• _TASK DESCRIPTION_
Can you reproduce the passage on the Northwest Passage below, verbatim, between "The question is" and "to the question?", inclusive?

• _GIVEN PASSAGE_
-------

Pages

Saturday, March 21, 2009

Who “discovered” the Northwest Passage?

The latest row over the Northwest Passage has stirred up a considerable bit of dust in the UK, and may be spilling over into the rest of the world as well. The latest news soberly informs us that Alistair Carmichael, MP for Orkney and Shetland, is demanding not only that Dr. John Rae be recognized at the true discoverer of the Passage, but that Sir John Franklin’s claim on public memorials in Waterloo Place and Westminster Abbey be “corrected,” whatever that may mean. But before the Dean of Westminster sends a man ‘round with a chisel, it seems time to take a deep breath and ask very carefully: who, indeed, did discover the Northwest Passage?

The question is less simple than it sounds. What counts as “discovery”? Is it enough to have located the route of a passage, or must one sail through it? What if the discovery, or the route, is partly accomplished on foot? What happens if we add the adjective “navigable” to the question?

There is one fact worth mentioning at the outset: There is more than one “Northwest Passage” – depending on the melting of the ice, the size of the vessel, and the ability to break through older, denser floes half a dozen could easily be traced, depending on a variety of choices as to which route one takes.

Throughout the nineteenth century, the “discovery” of such a passage was always understood as proving its existence. Attempts and surveys had been made from the east and from the west; to locate a water route between them was universally understood as the goal. Ships coming from the east had managed to penetrate as far west as Parry’s Winter Harbour on Melville Island, but the route beyond that point was clogged with heavy pack ice, an unlikely to be navigable in any year. From the west, ships had enjoyed considerably less success, and indeed most of the discoveries in this direction had been accomplished by land, or by small parties using canoes. Sir John Franklin had completed the larger portion of these, stretching from Prudhoe Bay in the west to “Point Turnagain.” In the late 1830’s, Dease and Simpson, surveyors for the Hudson’s Bay Company, had extended Franklin’s map to its furthest westward point, a river they named the “Castor and Pollux,” after the sons of Zeus. Their survey was included in the very latest Admiralty charts supplied by Arrowsmith to Franklin’s 1845 expedition – a detail of the westernmost survey is shown above.

There was, however, a significant problem with Dease and Simpson’s survey, although no one realized it at the time. They incorporated their findings with James Clark Ross’s maps, which showed “King William Land” as contiguous with the Boothia Peninsula (Ross had in fact crossed over an ice-covered strait, of which more anon). They then, being unable to sight land to the westward, extended a dotted line connecting the waterway they saw with the “G[ulf] of Boothia (supposed).” Franklin would naturally have assumed two things from this: 1) To sail east of King William Land would lead him into a dead-end bay, shown as “Poctes Bay” on his maps; and 2) if his men needed to reach the Gulf of Boothia, they could have done so by boat if the waters were free of ice.

-------

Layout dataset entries
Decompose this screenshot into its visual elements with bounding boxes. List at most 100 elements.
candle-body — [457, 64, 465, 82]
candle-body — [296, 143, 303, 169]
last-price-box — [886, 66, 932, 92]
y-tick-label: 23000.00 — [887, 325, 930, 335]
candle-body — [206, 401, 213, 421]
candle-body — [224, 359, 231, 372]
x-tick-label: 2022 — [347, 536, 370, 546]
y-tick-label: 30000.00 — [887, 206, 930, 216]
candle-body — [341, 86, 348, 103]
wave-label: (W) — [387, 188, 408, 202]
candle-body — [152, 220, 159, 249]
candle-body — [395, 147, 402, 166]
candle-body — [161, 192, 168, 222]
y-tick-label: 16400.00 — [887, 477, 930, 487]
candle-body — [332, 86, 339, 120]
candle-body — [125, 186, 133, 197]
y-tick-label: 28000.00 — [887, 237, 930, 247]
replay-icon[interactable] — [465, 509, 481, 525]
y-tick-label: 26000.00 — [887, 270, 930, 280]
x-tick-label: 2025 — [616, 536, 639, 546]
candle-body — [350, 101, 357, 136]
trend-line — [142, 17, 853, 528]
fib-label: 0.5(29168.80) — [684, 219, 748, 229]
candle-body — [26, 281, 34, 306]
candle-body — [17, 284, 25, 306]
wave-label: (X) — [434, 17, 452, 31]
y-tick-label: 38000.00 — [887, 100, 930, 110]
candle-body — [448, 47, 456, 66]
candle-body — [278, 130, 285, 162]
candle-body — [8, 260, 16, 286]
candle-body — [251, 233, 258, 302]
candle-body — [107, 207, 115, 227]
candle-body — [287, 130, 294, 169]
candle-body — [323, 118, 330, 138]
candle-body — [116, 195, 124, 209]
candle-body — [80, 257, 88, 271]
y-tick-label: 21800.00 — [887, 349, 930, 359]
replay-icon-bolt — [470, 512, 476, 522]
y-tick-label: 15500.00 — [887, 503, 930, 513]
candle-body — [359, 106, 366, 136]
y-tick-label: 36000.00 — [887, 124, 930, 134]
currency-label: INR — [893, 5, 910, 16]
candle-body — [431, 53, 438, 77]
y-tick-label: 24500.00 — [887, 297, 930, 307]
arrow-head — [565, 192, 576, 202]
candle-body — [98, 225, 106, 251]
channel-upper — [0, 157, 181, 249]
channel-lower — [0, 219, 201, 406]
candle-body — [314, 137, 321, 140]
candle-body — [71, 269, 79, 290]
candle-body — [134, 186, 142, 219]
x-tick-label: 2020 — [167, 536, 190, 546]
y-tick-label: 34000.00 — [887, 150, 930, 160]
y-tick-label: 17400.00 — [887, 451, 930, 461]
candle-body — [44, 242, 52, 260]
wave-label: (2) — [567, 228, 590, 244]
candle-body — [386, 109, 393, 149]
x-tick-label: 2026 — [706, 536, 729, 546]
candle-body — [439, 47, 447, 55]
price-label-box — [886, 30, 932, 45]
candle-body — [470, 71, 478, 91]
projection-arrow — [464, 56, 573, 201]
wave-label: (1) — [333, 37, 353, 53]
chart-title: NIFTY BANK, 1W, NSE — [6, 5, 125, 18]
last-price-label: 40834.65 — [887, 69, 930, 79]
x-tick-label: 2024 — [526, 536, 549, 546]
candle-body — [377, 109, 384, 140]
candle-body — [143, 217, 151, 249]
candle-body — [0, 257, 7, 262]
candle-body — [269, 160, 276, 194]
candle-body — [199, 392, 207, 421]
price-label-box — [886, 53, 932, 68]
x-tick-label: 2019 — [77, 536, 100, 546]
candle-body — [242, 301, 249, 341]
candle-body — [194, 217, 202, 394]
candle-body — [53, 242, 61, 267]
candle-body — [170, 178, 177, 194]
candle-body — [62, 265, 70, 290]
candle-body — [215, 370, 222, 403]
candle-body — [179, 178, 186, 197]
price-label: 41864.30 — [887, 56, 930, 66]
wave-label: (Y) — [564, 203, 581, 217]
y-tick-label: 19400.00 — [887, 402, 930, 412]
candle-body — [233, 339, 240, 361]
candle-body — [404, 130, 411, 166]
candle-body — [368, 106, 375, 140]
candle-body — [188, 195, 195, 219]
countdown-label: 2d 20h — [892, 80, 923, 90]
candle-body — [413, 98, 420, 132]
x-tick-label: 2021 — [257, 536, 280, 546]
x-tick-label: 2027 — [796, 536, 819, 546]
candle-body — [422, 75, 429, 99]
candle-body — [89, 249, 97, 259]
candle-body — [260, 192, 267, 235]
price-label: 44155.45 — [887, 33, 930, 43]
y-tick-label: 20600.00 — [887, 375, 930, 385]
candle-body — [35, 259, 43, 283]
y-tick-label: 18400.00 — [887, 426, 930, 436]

-------

• _RESPONSE TO THE EXERCISE_
The question is less simple than it sounds. What counts as “discovery”? Is it enough to have located the route of a passage, or must one sail through it? What if the discovery, or the route, is partly accomplished on foot? What happens if we add the adjective “navigable” to the question?